| AIM OF THE EXERCISE |
Locate the lines where "used" occurs and copy them as they stand.

| ENTRIES SHOWN |
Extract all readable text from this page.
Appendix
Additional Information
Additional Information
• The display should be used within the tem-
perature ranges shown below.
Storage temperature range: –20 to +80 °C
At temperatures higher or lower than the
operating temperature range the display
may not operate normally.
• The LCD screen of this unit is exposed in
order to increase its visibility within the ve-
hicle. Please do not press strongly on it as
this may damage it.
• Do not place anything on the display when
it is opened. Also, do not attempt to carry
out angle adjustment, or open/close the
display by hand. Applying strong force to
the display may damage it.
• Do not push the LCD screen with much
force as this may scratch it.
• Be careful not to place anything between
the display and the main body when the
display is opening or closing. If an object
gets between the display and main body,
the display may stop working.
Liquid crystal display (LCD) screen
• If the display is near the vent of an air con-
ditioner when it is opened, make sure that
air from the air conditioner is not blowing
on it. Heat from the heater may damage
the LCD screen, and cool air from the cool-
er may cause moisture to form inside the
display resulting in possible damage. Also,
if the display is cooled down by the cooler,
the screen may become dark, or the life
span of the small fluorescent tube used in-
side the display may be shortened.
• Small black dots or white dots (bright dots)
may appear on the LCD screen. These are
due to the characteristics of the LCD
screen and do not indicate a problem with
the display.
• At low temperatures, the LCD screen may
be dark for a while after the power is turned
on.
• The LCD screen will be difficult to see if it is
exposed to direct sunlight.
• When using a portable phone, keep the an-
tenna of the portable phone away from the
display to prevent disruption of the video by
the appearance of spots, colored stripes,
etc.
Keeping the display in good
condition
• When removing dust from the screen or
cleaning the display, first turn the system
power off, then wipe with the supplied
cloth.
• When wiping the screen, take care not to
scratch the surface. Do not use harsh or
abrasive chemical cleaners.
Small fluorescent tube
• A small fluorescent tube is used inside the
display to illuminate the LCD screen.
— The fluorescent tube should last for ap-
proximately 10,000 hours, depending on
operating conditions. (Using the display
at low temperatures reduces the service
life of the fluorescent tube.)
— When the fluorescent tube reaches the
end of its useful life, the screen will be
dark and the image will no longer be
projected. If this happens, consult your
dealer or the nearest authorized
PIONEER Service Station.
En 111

| WRITTEN REPLY |
• The display should be used within the tem-
span of the small fluorescent tube used in-
• A small fluorescent tube is used inside the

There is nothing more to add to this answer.